REQUIRED WORK:
Write out each line exactly as given. Leave the pictures out of your copy.

───

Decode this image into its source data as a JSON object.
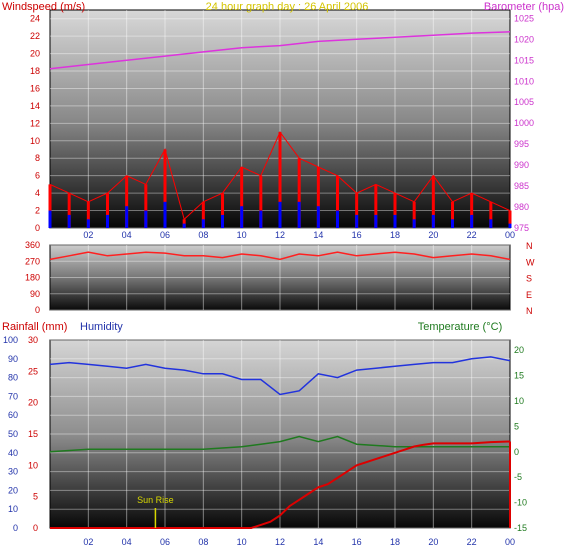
{
  "colors": {
    "wind_gust": "#ff0000",
    "wind_avg": "#0000ff",
    "barometer": "#dd33dd",
    "direction": "#ff2020",
    "humidity": "#2233dd",
    "temperature": "#1f7a1f",
    "rainfall": "#dd0000",
    "sunrise": "#d8d800",
    "title": "#d4c400",
    "left_axis_text": "#cc0000",
    "baro_axis_text": "#cc33cc"
  },
  "header": {
    "title": "24 hour graph day : 26 April 2006"
  },
  "chart_data": [
    {
      "type": "line",
      "title": "24 hour graph day : 26 April 2006",
      "ylabel": "Windspeed (m/s)",
      "ylabel_right": "Barometer (hpa)",
      "ylim": [
        0,
        25
      ],
      "ylim_right": [
        975,
        1027
      ],
      "yticks": [
        "0",
        "2",
        "4",
        "6",
        "8",
        "10",
        "12",
        "14",
        "16",
        "18",
        "20",
        "22",
        "24"
      ],
      "yticks_right": [
        "975",
        "980",
        "985",
        "990",
        "995",
        "1000",
        "1005",
        "1010",
        "1015",
        "1020",
        "1025"
      ],
      "xlim": [
        0,
        24
      ],
      "xticks": [
        "02",
        "04",
        "06",
        "08",
        "10",
        "12",
        "14",
        "16",
        "18",
        "20",
        "22",
        "00"
      ],
      "grid": true,
      "series": [
        {
          "name": "Barometer",
          "axis": "right",
          "x": [
            0,
            2,
            4,
            6,
            8,
            10,
            12,
            14,
            16,
            18,
            20,
            22,
            24
          ],
          "values": [
            1013,
            1014,
            1015,
            1016,
            1017,
            1018,
            1018.5,
            1019.5,
            1020,
            1020.5,
            1021,
            1021.5,
            1021.8
          ]
        },
        {
          "name": "Windspeed gust",
          "axis": "left",
          "x": [
            0,
            1,
            2,
            3,
            4,
            5,
            6,
            7,
            8,
            9,
            10,
            11,
            12,
            13,
            14,
            15,
            16,
            17,
            18,
            19,
            20,
            21,
            22,
            23,
            24
          ],
          "values": [
            5,
            4,
            3,
            4,
            6,
            5,
            9,
            1,
            3,
            4,
            7,
            6,
            11,
            8,
            7,
            6,
            4,
            5,
            4,
            3,
            6,
            3,
            4,
            3,
            2
          ]
        },
        {
          "name": "Windspeed average",
          "axis": "left",
          "x": [
            0,
            1,
            2,
            3,
            4,
            5,
            6,
            7,
            8,
            9,
            10,
            11,
            12,
            13,
            14,
            15,
            16,
            17,
            18,
            19,
            20,
            21,
            22,
            23,
            24
          ],
          "values": [
            2,
            1.5,
            1,
            1.5,
            2.5,
            2,
            3,
            0.5,
            1,
            1.5,
            2.5,
            2,
            3,
            3,
            2.5,
            2,
            1.5,
            1.5,
            1.5,
            1,
            1.5,
            1,
            1.5,
            1,
            0.5
          ]
        }
      ]
    },
    {
      "type": "line",
      "ylabel": "",
      "ylim": [
        0,
        360
      ],
      "yticks": [
        "0",
        "90",
        "180",
        "270",
        "360"
      ],
      "yticks_right": [
        "N",
        "W",
        "S",
        "E",
        "N"
      ],
      "xlim": [
        0,
        24
      ],
      "grid": true,
      "series": [
        {
          "name": "Wind direction",
          "x": [
            0,
            1,
            2,
            3,
            4,
            5,
            6,
            7,
            8,
            9,
            10,
            11,
            12,
            13,
            14,
            15,
            16,
            17,
            18,
            19,
            20,
            21,
            22,
            23,
            24
          ],
          "values": [
            280,
            300,
            320,
            300,
            310,
            320,
            315,
            300,
            300,
            290,
            310,
            300,
            280,
            310,
            300,
            320,
            300,
            310,
            320,
            310,
            290,
            300,
            310,
            300,
            280
          ]
        }
      ]
    },
    {
      "type": "line",
      "ylabel": "Rainfall (mm)",
      "ylabel_humidity": "Humidity",
      "ylabel_right": "Temperature (°C)",
      "ylim": [
        0,
        30
      ],
      "ylim_humidity": [
        0,
        100
      ],
      "ylim_right": [
        -15,
        22
      ],
      "yticks": [
        "0",
        "5",
        "10",
        "15",
        "20",
        "25",
        "30"
      ],
      "yticks_humidity": [
        "0",
        "10",
        "20",
        "30",
        "40",
        "50",
        "60",
        "70",
        "80",
        "90",
        "100"
      ],
      "yticks_right": [
        "-15",
        "-10",
        "-5",
        "0",
        "5",
        "10",
        "15",
        "20"
      ],
      "xlim": [
        0,
        24
      ],
      "xticks": [
        "02",
        "04",
        "06",
        "08",
        "10",
        "12",
        "14",
        "16",
        "18",
        "20",
        "22",
        "00"
      ],
      "grid": true,
      "annotations": [
        {
          "text": "Sun Rise",
          "x": 5.5
        }
      ],
      "series": [
        {
          "name": "Humidity",
          "axis": "humidity",
          "x": [
            0,
            1,
            2,
            3,
            4,
            5,
            6,
            7,
            8,
            9,
            10,
            11,
            12,
            13,
            14,
            15,
            16,
            17,
            18,
            19,
            20,
            21,
            22,
            23,
            24
          ],
          "values": [
            87,
            88,
            87,
            86,
            85,
            87,
            85,
            84,
            82,
            82,
            79,
            79,
            71,
            73,
            82,
            80,
            84,
            85,
            86,
            87,
            88,
            88,
            90,
            91,
            89
          ]
        },
        {
          "name": "Temperature",
          "axis": "right",
          "x": [
            0,
            2,
            4,
            6,
            8,
            10,
            11,
            12,
            13,
            14,
            15,
            16,
            18,
            20,
            22,
            24
          ],
          "values": [
            0,
            0.5,
            0.5,
            0.5,
            0.5,
            1,
            1.5,
            2,
            3,
            2,
            3,
            1.5,
            1,
            1,
            1,
            1
          ]
        },
        {
          "name": "Rainfall",
          "axis": "left",
          "x": [
            0,
            10.5,
            11,
            11.5,
            12,
            12.5,
            13,
            13.5,
            14,
            14.5,
            15,
            15.5,
            16,
            16.5,
            17,
            17.5,
            18,
            18.5,
            19,
            19.5,
            20,
            21,
            22,
            23,
            24
          ],
          "values": [
            0,
            0,
            0.5,
            1,
            2,
            3.5,
            4.5,
            5.5,
            6.5,
            7,
            8,
            9,
            10,
            10.5,
            11,
            11.5,
            12,
            12.5,
            13,
            13.3,
            13.5,
            13.5,
            13.5,
            13.7,
            13.8
          ]
        }
      ]
    }
  ]
}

───

COMPLETE RESPONSE:
Decode this image into its source data as a JSON object.
{
  "colors": {
    "wind_gust": "#ff0000",
    "wind_avg": "#0000ff",
    "barometer": "#dd33dd",
    "direction": "#ff2020",
    "humidity": "#2233dd",
    "temperature": "#1f7a1f",
    "rainfall": "#dd0000",
    "sunrise": "#d8d800",
    "title": "#d4c400",
    "left_axis_text": "#cc0000",
    "baro_axis_text": "#cc33cc"
  },
  "header": {
    "title": "24 hour graph day : 26 April 2006"
  },
  "chart_data": [
    {
      "type": "line",
      "title": "24 hour graph day : 26 April 2006",
      "ylabel": "Windspeed (m/s)",
      "ylabel_right": "Barometer (hpa)",
      "ylim": [
        0,
        25
      ],
      "ylim_right": [
        975,
        1027
      ],
      "yticks": [
        "0",
        "2",
        "4",
        "6",
        "8",
        "10",
        "12",
        "14",
        "16",
        "18",
        "20",
        "22",
        "24"
      ],
      "yticks_right": [
        "975",
        "980",
        "985",
        "990",
        "995",
        "1000",
        "1005",
        "1010",
        "1015",
        "1020",
        "1025"
      ],
      "xlim": [
        0,
        24
      ],
      "xticks": [
        "02",
        "04",
        "06",
        "08",
        "10",
        "12",
        "14",
        "16",
        "18",
        "20",
        "22",
        "00"
      ],
      "grid": true,
      "series": [
        {
          "name": "Barometer",
          "axis": "right",
          "x": [
            0,
            2,
            4,
            6,
            8,
            10,
            12,
            14,
            16,
            18,
            20,
            22,
            24
          ],
          "values": [
            1013,
            1014,
            1015,
            1016,
            1017,
            1018,
            1018.5,
            1019.5,
            1020,
            1020.5,
            1021,
            1021.5,
            1021.8
          ]
        },
        {
          "name": "Windspeed gust",
          "axis": "left",
          "x": [
            0,
            1,
            2,
            3,
            4,
            5,
            6,
            7,
            8,
            9,
            10,
            11,
            12,
            13,
            14,
            15,
            16,
            17,
            18,
            19,
            20,
            21,
            22,
            23,
            24
          ],
          "values": [
            5,
            4,
            3,
            4,
            6,
            5,
            9,
            1,
            3,
            4,
            7,
            6,
            11,
            8,
            7,
            6,
            4,
            5,
            4,
            3,
            6,
            3,
            4,
            3,
            2
          ]
        },
        {
          "name": "Windspeed average",
          "axis": "left",
          "x": [
            0,
            1,
            2,
            3,
            4,
            5,
            6,
            7,
            8,
            9,
            10,
            11,
            12,
            13,
            14,
            15,
            16,
            17,
            18,
            19,
            20,
            21,
            22,
            23,
            24
          ],
          "values": [
            2,
            1.5,
            1,
            1.5,
            2.5,
            2,
            3,
            0.5,
            1,
            1.5,
            2.5,
            2,
            3,
            3,
            2.5,
            2,
            1.5,
            1.5,
            1.5,
            1,
            1.5,
            1,
            1.5,
            1,
            0.5
          ]
        }
      ]
    },
    {
      "type": "line",
      "ylabel": "",
      "ylim": [
        0,
        360
      ],
      "yticks": [
        "0",
        "90",
        "180",
        "270",
        "360"
      ],
      "yticks_right": [
        "N",
        "W",
        "S",
        "E",
        "N"
      ],
      "xlim": [
        0,
        24
      ],
      "grid": true,
      "series": [
        {
          "name": "Wind direction",
          "x": [
            0,
            1,
            2,
            3,
            4,
            5,
            6,
            7,
            8,
            9,
            10,
            11,
            12,
            13,
            14,
            15,
            16,
            17,
            18,
            19,
            20,
            21,
            22,
            23,
            24
          ],
          "values": [
            280,
            300,
            320,
            300,
            310,
            320,
            315,
            300,
            300,
            290,
            310,
            300,
            280,
            310,
            300,
            320,
            300,
            310,
            320,
            310,
            290,
            300,
            310,
            300,
            280
          ]
        }
      ]
    },
    {
      "type": "line",
      "ylabel": "Rainfall (mm)",
      "ylabel_humidity": "Humidity",
      "ylabel_right": "Temperature (°C)",
      "ylim": [
        0,
        30
      ],
      "ylim_humidity": [
        0,
        100
      ],
      "ylim_right": [
        -15,
        22
      ],
      "yticks": [
        "0",
        "5",
        "10",
        "15",
        "20",
        "25",
        "30"
      ],
      "yticks_humidity": [
        "0",
        "10",
        "20",
        "30",
        "40",
        "50",
        "60",
        "70",
        "80",
        "90",
        "100"
      ],
      "yticks_right": [
        "-15",
        "-10",
        "-5",
        "0",
        "5",
        "10",
        "15",
        "20"
      ],
      "xlim": [
        0,
        24
      ],
      "xticks": [
        "02",
        "04",
        "06",
        "08",
        "10",
        "12",
        "14",
        "16",
        "18",
        "20",
        "22",
        "00"
      ],
      "grid": true,
      "annotations": [
        {
          "text": "Sun Rise",
          "x": 5.5
        }
      ],
      "series": [
        {
          "name": "Humidity",
          "axis": "humidity",
          "x": [
            0,
            1,
            2,
            3,
            4,
            5,
            6,
            7,
            8,
            9,
            10,
            11,
            12,
            13,
            14,
            15,
            16,
            17,
            18,
            19,
            20,
            21,
            22,
            23,
            24
          ],
          "values": [
            87,
            88,
            87,
            86,
            85,
            87,
            85,
            84,
            82,
            82,
            79,
            79,
            71,
            73,
            82,
            80,
            84,
            85,
            86,
            87,
            88,
            88,
            90,
            91,
            89
          ]
        },
        {
          "name": "Temperature",
          "axis": "right",
          "x": [
            0,
            2,
            4,
            6,
            8,
            10,
            11,
            12,
            13,
            14,
            15,
            16,
            18,
            20,
            22,
            24
          ],
          "values": [
            0,
            0.5,
            0.5,
            0.5,
            0.5,
            1,
            1.5,
            2,
            3,
            2,
            3,
            1.5,
            1,
            1,
            1,
            1
          ]
        },
        {
          "name": "Rainfall",
          "axis": "left",
          "x": [
            0,
            10.5,
            11,
            11.5,
            12,
            12.5,
            13,
            13.5,
            14,
            14.5,
            15,
            15.5,
            16,
            16.5,
            17,
            17.5,
            18,
            18.5,
            19,
            19.5,
            20,
            21,
            22,
            23,
            24
          ],
          "values": [
            0,
            0,
            0.5,
            1,
            2,
            3.5,
            4.5,
            5.5,
            6.5,
            7,
            8,
            9,
            10,
            10.5,
            11,
            11.5,
            12,
            12.5,
            13,
            13.3,
            13.5,
            13.5,
            13.5,
            13.7,
            13.8
          ]
        }
      ]
    }
  ]
}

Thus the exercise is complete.